* [WHAT IS NEEDED]: Check every line below for the word "Efficiency" and copy the ones that have it.

* [LISTED RECORDS]:
====

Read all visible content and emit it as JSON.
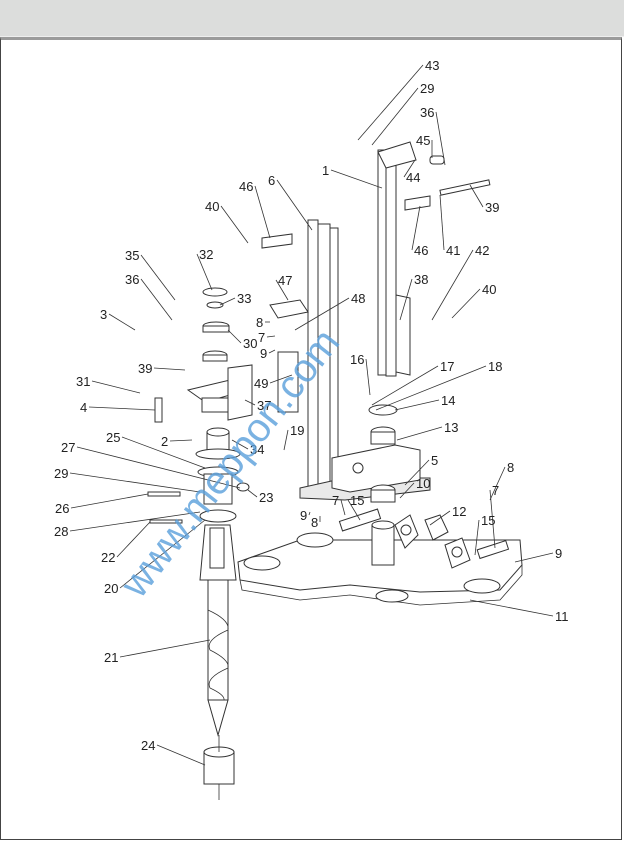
{
  "diagram": {
    "type": "exploded-parts-drawing",
    "watermark": "www.meppon.com",
    "callouts": [
      "43",
      "29",
      "36",
      "45",
      "44",
      "1",
      "39",
      "46",
      "6",
      "40",
      "46",
      "41",
      "42",
      "38",
      "40",
      "35",
      "32",
      "33",
      "36",
      "47",
      "48",
      "3",
      "8",
      "7",
      "9",
      "30",
      "16",
      "17",
      "18",
      "39",
      "49",
      "31",
      "14",
      "4",
      "37",
      "19",
      "13",
      "2",
      "34",
      "25",
      "27",
      "5",
      "29",
      "10",
      "8",
      "23",
      "7",
      "7",
      "15",
      "26",
      "9",
      "8",
      "12",
      "15",
      "28",
      "22",
      "9",
      "20",
      "11",
      "21",
      "24"
    ]
  },
  "colors": {
    "topbar": "#dcdddc",
    "lines": "#333333",
    "watermark": "#5a9fdc"
  }
}
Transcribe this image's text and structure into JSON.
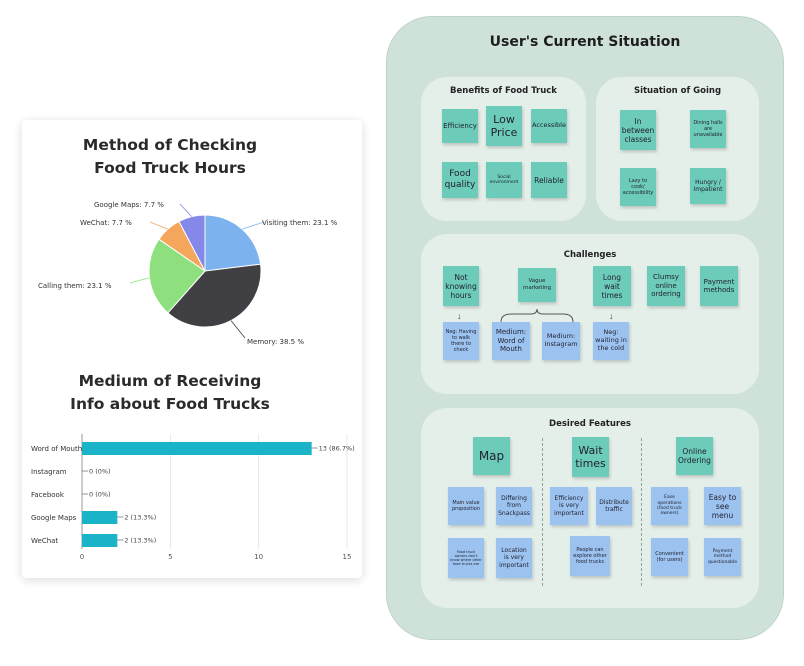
{
  "chart_data": [
    {
      "type": "pie",
      "title": [
        "Method of Checking",
        "Food Truck Hours"
      ],
      "series": [
        {
          "label": "Visiting them: 23.1 %",
          "value": 23.1,
          "color": "#7cb3ef"
        },
        {
          "label": "Memory: 38.5 %",
          "value": 38.5,
          "color": "#3f3f44"
        },
        {
          "label": "Calling them: 23.1 %",
          "value": 23.1,
          "color": "#8ee07e"
        },
        {
          "label": "WeChat: 7.7 %",
          "value": 7.7,
          "color": "#f3a65c"
        },
        {
          "label": "Google Maps: 7.7 %",
          "value": 7.7,
          "color": "#8488e9"
        }
      ]
    },
    {
      "type": "bar",
      "orientation": "horizontal",
      "title": [
        "Medium of Receiving",
        "Info about Food Trucks"
      ],
      "categories": [
        "Word of Mouth",
        "Instagram",
        "Facebook",
        "Google Maps",
        "WeChat"
      ],
      "values": [
        13,
        0,
        0,
        2,
        2
      ],
      "value_labels": [
        "13 (86.7%)",
        "0 (0%)",
        "0 (0%)",
        "2 (13.3%)",
        "2 (13.3%)"
      ],
      "xlim": [
        0,
        15
      ],
      "xticks": [
        0,
        5,
        10,
        15
      ],
      "grid": true,
      "bar_color": "#1bb3c8"
    }
  ],
  "board": {
    "title": "User's Current Situation",
    "benefits": {
      "title": "Benefits of Food Truck",
      "notes": [
        "Efficiency",
        "Low Price",
        "Accessible",
        "Food quality",
        "Social environment",
        "Reliable"
      ]
    },
    "situation": {
      "title": "Situation of Going",
      "notes": [
        "In between classes",
        "Dining halls are unavailable",
        "Lazy to cook/ accessibility",
        "Hungry / Impatient"
      ]
    },
    "challenges": {
      "title": "Challenges",
      "top_notes": [
        "Not knowing hours",
        "Vague marketing",
        "Long wait times",
        "Clumsy online ordering",
        "Payment methods"
      ],
      "bottom_notes": [
        "Neg: Having to walk there to check",
        "Medium: Word of Mouth",
        "Medium: Instagram",
        "Neg: waiting in the cold"
      ]
    },
    "features": {
      "title": "Desired Features",
      "map": {
        "header": "Map",
        "notes": [
          "Main value proposition",
          "Differing from Snackpass",
          "Food truck owners don't know where other food trucks are",
          "Location is very important"
        ]
      },
      "wait": {
        "header": "Wait times",
        "notes": [
          "Efficiency is very important",
          "Distribute traffic",
          "People can explore other food trucks"
        ]
      },
      "ordering": {
        "header": "Online Ordering",
        "notes": [
          "Ease operations (food truck owners)",
          "Easy to see menu",
          "Convenient (for users)",
          "Payment method questionable"
        ]
      }
    }
  }
}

====

* [CORRECT ANSWER]:
        "Efficiency",
          "Efficiency is very important",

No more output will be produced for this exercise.